**SHORT EXERCISE**
Scan the entries below. List each line with "Kidney".

**SUPPLIED MATERIAL**

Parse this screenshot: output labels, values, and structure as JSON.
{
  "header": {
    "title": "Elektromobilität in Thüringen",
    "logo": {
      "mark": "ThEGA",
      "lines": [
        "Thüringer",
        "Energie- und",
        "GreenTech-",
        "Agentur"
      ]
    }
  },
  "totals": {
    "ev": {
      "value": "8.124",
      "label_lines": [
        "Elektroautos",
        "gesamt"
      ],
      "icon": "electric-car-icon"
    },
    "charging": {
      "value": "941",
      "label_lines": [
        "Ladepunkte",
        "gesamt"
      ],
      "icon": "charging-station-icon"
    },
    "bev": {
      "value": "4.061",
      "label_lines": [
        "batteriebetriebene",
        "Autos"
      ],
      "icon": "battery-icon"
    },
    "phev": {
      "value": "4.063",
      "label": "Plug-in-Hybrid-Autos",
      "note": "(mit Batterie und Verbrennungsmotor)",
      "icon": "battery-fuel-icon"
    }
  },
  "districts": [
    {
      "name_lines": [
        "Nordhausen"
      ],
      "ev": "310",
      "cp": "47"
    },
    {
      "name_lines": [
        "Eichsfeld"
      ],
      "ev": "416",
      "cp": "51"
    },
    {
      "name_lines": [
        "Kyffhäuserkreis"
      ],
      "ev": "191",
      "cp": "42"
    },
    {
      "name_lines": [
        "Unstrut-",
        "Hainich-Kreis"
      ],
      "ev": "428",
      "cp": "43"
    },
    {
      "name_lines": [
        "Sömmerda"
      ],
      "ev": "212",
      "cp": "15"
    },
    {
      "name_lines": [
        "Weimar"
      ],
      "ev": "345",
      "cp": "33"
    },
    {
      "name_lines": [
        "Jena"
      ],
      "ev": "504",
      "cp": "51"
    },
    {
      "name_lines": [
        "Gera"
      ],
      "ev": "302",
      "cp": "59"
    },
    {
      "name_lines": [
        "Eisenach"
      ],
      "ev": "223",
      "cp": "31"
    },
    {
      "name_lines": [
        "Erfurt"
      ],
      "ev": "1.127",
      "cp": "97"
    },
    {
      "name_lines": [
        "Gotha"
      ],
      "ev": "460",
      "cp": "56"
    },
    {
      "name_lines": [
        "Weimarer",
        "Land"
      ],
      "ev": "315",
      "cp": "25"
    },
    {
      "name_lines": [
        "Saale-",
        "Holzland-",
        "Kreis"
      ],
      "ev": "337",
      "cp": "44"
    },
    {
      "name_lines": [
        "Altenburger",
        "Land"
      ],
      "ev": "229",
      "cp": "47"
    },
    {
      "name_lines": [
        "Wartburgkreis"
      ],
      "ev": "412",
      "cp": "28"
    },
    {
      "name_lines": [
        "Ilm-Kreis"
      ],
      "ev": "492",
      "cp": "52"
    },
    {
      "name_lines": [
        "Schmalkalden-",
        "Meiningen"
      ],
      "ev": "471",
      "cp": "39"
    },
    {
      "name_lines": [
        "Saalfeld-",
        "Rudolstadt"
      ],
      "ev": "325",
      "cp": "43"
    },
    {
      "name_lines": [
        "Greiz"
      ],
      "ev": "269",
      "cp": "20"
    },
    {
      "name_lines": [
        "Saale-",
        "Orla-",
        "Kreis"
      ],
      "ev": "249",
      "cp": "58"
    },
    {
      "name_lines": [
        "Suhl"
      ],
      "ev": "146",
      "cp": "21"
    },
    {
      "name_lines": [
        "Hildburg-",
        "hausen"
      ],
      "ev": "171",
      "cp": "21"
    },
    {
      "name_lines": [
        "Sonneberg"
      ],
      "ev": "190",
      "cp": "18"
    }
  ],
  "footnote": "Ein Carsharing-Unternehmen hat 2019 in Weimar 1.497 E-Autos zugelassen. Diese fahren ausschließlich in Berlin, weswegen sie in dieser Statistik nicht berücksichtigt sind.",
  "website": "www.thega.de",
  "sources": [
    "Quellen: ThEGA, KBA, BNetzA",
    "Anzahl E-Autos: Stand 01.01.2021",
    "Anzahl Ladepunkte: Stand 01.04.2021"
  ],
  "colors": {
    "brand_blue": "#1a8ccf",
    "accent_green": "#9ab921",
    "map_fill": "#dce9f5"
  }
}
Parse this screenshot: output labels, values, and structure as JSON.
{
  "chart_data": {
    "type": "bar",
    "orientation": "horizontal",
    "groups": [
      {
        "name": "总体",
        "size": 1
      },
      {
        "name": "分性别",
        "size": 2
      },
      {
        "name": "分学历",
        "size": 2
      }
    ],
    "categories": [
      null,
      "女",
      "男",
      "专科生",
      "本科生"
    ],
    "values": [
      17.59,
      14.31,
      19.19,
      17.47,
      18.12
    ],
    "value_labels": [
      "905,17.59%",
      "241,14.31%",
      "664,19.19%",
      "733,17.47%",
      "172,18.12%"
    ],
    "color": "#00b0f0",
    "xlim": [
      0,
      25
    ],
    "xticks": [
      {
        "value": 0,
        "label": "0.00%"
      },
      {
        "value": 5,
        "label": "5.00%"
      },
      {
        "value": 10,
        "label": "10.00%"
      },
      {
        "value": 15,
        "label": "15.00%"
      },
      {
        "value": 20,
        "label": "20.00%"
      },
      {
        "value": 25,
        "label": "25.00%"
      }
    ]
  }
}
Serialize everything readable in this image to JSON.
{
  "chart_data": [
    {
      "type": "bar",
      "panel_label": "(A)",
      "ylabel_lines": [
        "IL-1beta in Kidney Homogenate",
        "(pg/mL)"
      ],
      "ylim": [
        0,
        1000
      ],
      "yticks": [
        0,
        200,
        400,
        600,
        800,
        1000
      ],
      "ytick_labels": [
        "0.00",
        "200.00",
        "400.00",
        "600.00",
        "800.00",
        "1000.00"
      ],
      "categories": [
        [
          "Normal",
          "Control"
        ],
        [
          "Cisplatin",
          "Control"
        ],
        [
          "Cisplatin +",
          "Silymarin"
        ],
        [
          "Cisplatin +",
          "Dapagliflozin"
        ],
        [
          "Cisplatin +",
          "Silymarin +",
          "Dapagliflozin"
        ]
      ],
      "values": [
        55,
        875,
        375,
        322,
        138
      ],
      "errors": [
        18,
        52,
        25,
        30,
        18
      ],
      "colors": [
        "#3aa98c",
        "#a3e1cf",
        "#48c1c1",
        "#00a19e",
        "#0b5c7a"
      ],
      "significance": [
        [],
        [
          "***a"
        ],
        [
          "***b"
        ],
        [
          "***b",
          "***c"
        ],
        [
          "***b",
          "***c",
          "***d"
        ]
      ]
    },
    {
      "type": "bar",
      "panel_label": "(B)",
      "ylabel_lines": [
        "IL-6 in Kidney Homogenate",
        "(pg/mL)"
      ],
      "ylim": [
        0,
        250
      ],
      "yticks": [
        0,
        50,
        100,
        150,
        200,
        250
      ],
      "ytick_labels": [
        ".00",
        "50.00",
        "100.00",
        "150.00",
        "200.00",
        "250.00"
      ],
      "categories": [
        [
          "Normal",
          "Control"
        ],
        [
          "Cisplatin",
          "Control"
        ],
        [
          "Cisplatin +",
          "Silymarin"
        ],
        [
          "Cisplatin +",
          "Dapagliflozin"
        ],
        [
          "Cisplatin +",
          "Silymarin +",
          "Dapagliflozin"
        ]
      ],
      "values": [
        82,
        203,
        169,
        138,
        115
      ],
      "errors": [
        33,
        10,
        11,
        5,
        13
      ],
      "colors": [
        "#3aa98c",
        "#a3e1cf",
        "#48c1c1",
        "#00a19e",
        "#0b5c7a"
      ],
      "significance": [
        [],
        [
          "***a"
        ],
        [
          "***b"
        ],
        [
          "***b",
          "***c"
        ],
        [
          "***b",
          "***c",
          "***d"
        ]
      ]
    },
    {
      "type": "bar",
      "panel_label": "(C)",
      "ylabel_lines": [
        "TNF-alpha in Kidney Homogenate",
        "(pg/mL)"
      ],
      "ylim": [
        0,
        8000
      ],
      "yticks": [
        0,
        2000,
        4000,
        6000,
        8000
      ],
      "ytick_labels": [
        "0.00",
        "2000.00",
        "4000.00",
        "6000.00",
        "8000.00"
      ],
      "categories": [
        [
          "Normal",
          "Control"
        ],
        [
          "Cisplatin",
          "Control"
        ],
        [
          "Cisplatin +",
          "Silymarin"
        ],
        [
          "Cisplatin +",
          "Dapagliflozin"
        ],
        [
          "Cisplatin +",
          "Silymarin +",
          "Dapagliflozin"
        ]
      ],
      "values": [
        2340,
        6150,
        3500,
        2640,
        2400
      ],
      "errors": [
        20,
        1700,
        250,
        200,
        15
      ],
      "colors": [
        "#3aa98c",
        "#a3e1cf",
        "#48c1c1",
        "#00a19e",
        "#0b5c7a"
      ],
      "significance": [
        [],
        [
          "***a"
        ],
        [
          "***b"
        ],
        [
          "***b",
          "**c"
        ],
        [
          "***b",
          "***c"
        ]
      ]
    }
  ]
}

**WRITTEN RESPONSE**
        "IL-1beta in Kidney Homogenate",
        "IL-6 in Kidney Homogenate",
        "TNF-alpha in Kidney Homogenate",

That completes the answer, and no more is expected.